**EXTRACTED INFORMATION:**
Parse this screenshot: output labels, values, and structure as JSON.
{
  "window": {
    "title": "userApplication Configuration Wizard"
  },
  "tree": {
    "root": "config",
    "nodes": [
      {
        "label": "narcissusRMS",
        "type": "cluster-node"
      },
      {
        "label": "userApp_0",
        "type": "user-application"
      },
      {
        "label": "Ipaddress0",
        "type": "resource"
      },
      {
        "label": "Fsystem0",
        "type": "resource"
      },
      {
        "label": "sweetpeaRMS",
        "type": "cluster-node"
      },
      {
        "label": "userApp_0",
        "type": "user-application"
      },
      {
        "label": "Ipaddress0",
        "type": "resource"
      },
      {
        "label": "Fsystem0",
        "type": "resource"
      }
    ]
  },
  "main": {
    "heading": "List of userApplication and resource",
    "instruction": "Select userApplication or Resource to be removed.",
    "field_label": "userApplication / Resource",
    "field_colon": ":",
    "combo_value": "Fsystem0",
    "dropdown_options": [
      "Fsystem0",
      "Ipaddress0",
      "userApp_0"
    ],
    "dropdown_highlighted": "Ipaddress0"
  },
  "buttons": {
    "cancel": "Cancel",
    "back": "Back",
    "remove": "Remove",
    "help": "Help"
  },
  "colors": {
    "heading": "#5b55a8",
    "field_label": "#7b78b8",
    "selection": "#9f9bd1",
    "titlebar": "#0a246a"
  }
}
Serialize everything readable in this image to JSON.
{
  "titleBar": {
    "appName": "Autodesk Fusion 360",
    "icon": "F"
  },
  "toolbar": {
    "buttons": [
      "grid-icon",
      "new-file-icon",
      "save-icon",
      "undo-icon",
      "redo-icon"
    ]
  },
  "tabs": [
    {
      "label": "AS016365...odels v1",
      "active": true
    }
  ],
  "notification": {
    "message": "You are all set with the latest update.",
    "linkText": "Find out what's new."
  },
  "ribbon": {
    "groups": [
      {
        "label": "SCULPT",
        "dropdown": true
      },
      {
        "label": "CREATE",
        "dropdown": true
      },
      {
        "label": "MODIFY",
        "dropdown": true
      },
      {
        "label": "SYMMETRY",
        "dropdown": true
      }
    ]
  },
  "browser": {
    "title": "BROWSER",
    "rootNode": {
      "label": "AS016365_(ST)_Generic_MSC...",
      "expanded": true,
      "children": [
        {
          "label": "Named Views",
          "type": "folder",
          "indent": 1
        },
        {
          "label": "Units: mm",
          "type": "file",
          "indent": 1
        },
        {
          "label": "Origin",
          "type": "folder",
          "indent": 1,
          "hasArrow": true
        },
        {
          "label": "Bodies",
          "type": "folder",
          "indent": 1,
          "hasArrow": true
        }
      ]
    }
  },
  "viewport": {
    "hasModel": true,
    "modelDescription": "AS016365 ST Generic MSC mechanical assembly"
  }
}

**STATED PROBLEM:** Reproduce all the data word for word.

**RESULT:**
Parse this screenshot: output labels, values, and structure as JSON.
{
  "window": {
    "title": "userApplication Configuration Wizard"
  },
  "tree": {
    "root": "config",
    "nodes": [
      {
        "label": "narcissusRMS",
        "type": "cluster-node"
      },
      {
        "label": "userApp_0",
        "type": "user-application"
      },
      {
        "label": "Ipaddress0",
        "type": "resource"
      },
      {
        "label": "Fsystem0",
        "type": "resource"
      },
      {
        "label": "sweetpeaRMS",
        "type": "cluster-node"
      },
      {
        "label": "userApp_0",
        "type": "user-application"
      },
      {
        "label": "Ipaddress0",
        "type": "resource"
      },
      {
        "label": "Fsystem0",
        "type": "resource"
      }
    ]
  },
  "main": {
    "heading": "List of userApplication and resource",
    "instruction": "Select userApplication or Resource to be removed.",
    "field_label": "userApplication / Resource",
    "field_colon": ":",
    "combo_value": "Fsystem0",
    "dropdown_options": [
      "Fsystem0",
      "Ipaddress0",
      "userApp_0"
    ],
    "dropdown_highlighted": "Ipaddress0"
  },
  "buttons": {
    "cancel": "Cancel",
    "back": "Back",
    "remove": "Remove",
    "help": "Help"
  },
  "colors": {
    "heading": "#5b55a8",
    "field_label": "#7b78b8",
    "selection": "#9f9bd1",
    "titlebar": "#0a246a"
  }
}
Serialize everything readable in this image to JSON.
{
  "titleBar": {
    "appName": "Autodesk Fusion 360",
    "icon": "F"
  },
  "toolbar": {
    "buttons": [
      "grid-icon",
      "new-file-icon",
      "save-icon",
      "undo-icon",
      "redo-icon"
    ]
  },
  "tabs": [
    {
      "label": "AS016365...odels v1",
      "active": true
    }
  ],
  "notification": {
    "message": "You are all set with the latest update.",
    "linkText": "Find out what's new."
  },
  "ribbon": {
    "groups": [
      {
        "label": "SCULPT",
        "dropdown": true
      },
      {
        "label": "CREATE",
        "dropdown": true
      },
      {
        "label": "MODIFY",
        "dropdown": true
      },
      {
        "label": "SYMMETRY",
        "dropdown": true
      }
    ]
  },
  "browser": {
    "title": "BROWSER",
    "rootNode": {
      "label": "AS016365_(ST)_Generic_MSC...",
      "expanded": true,
      "children": [
        {
          "label": "Named Views",
          "type": "folder",
          "indent": 1
        },
        {
          "label": "Units: mm",
          "type": "file",
          "indent": 1
        },
        {
          "label": "Origin",
          "type": "folder",
          "indent": 1,
          "hasArrow": true
        },
        {
          "label": "Bodies",
          "type": "folder",
          "indent": 1,
          "hasArrow": true
        }
      ]
    }
  },
  "viewport": {
    "hasModel": true,
    "modelDescription": "AS016365 ST Generic MSC mechanical assembly"
  }
}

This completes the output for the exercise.